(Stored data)

________________

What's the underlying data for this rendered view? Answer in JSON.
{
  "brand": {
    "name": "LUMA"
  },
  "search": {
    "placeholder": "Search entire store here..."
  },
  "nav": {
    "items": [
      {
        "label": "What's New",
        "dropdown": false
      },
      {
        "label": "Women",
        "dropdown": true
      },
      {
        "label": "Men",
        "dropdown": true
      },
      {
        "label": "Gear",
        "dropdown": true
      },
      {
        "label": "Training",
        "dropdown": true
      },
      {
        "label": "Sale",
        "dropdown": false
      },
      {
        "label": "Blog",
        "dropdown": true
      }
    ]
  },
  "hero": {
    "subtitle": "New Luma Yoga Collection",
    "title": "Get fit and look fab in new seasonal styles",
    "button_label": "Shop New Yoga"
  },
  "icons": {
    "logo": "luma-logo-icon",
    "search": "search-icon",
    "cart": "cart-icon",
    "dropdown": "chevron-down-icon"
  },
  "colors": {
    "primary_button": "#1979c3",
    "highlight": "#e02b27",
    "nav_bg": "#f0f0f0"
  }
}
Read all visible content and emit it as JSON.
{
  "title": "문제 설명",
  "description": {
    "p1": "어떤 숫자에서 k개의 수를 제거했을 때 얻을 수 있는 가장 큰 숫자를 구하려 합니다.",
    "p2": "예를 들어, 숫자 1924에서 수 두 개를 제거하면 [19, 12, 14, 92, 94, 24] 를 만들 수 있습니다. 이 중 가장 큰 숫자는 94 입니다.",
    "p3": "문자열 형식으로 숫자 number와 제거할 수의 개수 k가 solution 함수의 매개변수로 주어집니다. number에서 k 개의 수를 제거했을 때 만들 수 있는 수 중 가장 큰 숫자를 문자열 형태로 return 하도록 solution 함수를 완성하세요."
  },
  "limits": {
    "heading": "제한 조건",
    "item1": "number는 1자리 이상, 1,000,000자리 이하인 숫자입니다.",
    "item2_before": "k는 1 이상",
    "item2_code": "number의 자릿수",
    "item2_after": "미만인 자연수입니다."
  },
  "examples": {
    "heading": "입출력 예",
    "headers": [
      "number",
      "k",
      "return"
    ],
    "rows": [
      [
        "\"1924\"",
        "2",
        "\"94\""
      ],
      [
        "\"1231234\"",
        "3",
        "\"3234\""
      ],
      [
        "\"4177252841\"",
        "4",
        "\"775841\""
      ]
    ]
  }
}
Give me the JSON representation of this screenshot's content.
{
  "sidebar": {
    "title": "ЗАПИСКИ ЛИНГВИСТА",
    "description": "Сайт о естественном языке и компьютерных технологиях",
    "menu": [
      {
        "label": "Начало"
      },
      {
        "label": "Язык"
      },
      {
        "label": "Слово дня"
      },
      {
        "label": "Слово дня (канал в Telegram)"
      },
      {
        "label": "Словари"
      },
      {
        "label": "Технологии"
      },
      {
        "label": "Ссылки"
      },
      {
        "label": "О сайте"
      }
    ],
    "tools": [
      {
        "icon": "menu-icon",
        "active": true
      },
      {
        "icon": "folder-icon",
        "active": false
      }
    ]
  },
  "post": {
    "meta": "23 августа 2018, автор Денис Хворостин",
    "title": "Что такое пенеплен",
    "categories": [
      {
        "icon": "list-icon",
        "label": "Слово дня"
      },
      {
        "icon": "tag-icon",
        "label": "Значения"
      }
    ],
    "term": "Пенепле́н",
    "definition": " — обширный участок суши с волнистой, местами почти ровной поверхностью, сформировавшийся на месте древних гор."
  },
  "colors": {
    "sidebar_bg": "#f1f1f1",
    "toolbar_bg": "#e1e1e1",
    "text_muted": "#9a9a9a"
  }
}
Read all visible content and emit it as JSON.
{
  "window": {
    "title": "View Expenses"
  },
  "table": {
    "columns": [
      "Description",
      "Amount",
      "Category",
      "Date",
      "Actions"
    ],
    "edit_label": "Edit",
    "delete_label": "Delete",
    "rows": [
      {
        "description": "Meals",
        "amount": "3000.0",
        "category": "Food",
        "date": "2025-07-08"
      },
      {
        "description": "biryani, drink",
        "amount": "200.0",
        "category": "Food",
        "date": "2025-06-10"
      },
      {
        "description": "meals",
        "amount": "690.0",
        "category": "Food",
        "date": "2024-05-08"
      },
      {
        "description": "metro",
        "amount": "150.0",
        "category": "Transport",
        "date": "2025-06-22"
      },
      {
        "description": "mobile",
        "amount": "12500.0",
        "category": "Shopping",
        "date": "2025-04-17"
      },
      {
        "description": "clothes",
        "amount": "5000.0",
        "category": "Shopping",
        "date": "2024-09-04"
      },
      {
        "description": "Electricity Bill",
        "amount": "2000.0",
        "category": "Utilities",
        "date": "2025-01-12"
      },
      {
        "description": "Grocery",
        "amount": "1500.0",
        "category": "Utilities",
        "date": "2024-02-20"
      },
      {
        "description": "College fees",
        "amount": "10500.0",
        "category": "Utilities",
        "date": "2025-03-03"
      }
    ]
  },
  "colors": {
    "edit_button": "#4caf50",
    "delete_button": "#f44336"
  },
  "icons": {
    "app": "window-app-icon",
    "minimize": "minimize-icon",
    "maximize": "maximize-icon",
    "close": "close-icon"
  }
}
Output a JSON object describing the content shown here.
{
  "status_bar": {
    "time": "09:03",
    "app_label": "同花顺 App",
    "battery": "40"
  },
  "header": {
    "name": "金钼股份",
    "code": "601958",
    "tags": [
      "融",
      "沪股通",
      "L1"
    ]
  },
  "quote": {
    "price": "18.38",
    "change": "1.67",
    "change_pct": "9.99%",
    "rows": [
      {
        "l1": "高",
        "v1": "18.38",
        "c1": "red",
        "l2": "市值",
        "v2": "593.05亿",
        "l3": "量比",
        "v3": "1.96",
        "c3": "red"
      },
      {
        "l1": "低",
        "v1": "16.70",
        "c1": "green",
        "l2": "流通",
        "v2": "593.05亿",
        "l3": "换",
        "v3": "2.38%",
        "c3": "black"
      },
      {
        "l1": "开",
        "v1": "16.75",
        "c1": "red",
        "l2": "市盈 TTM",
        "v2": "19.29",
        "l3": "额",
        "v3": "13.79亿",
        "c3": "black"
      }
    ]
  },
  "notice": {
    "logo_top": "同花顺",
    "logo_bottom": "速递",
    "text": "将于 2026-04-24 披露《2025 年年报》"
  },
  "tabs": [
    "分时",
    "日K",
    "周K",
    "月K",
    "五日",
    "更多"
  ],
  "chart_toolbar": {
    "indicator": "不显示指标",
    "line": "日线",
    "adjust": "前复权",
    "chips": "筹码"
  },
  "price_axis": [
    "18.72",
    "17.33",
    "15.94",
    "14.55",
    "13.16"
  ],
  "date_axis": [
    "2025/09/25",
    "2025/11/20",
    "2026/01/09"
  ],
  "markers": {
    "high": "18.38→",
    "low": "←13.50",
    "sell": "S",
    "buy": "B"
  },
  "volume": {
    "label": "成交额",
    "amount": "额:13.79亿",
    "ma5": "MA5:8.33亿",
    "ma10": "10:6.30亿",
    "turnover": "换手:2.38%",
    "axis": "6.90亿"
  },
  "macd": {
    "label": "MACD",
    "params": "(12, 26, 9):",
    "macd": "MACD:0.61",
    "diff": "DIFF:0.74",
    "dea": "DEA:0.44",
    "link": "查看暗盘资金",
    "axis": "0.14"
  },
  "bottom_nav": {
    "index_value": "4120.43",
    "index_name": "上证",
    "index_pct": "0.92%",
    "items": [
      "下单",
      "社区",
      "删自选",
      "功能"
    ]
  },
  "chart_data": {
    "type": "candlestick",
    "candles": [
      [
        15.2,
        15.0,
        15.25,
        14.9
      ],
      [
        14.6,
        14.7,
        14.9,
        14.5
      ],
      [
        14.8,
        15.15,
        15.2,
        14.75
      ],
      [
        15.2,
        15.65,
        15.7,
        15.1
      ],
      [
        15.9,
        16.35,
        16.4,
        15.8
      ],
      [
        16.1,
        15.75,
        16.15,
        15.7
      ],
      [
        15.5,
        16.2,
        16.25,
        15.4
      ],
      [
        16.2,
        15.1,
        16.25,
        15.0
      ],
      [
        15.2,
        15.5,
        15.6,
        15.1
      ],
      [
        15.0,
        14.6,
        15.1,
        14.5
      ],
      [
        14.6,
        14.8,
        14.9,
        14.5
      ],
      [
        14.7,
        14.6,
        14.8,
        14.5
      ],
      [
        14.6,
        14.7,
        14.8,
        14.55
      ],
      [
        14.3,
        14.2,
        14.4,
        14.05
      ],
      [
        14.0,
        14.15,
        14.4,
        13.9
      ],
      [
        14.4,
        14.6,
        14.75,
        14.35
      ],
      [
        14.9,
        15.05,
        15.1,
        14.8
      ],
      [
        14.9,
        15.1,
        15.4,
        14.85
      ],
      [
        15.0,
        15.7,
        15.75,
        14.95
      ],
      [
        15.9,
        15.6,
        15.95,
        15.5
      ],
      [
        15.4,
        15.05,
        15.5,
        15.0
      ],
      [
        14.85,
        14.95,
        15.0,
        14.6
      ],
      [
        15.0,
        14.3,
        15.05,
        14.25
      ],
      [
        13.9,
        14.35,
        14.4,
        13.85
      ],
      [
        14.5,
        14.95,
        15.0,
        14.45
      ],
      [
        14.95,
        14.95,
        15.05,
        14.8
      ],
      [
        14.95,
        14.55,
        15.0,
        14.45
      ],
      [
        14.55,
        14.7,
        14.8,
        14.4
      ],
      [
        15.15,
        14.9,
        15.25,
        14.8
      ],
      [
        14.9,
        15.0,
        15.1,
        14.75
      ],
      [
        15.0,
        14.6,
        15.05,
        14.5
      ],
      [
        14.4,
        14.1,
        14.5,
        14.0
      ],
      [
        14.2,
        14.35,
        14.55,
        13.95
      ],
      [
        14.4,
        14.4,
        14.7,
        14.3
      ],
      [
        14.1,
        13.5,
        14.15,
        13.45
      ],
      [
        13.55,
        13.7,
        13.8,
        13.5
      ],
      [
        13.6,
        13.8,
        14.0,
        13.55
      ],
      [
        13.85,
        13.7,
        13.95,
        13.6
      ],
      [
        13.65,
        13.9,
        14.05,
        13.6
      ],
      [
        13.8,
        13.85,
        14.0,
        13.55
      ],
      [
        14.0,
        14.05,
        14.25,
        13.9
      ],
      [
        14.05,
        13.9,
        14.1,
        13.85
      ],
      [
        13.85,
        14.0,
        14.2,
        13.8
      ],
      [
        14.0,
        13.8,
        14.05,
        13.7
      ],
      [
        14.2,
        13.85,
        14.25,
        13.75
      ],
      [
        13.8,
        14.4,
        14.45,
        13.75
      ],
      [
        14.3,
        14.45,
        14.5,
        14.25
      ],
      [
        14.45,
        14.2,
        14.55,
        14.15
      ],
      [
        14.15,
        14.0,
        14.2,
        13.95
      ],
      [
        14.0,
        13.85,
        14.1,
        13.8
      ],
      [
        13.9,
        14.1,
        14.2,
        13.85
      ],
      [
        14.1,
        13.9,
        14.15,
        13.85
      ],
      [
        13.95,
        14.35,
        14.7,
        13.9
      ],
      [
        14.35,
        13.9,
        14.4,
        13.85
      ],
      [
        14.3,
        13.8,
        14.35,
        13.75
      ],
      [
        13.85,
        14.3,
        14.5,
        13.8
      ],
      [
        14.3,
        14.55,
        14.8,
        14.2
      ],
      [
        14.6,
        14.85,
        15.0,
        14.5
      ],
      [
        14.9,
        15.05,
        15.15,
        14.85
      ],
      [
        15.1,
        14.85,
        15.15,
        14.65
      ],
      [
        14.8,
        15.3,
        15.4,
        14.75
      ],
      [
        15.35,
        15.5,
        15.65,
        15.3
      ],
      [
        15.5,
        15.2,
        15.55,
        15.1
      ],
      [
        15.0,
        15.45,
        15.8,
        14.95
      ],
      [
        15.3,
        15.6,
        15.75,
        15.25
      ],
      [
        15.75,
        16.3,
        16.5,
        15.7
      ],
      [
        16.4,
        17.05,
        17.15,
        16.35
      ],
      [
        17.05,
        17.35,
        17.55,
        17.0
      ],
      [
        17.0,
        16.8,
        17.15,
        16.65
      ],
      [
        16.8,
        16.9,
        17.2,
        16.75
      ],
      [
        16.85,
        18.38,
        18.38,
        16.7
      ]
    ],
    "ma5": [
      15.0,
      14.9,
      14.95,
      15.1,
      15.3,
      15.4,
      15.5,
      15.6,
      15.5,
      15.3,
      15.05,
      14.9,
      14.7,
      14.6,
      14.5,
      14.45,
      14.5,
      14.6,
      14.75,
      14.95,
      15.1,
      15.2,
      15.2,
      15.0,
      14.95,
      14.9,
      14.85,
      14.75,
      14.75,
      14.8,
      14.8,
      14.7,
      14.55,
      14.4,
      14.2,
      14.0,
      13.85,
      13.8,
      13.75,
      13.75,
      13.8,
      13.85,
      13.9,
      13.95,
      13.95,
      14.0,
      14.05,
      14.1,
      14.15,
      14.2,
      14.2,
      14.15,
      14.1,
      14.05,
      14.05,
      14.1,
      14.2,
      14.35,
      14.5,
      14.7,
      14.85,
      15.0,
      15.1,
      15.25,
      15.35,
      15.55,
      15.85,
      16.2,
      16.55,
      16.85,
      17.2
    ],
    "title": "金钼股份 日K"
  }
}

________________

What to work on
Of the lines in the data, how many hold the string "JSON"? State the number, nothing else.

Full answer
5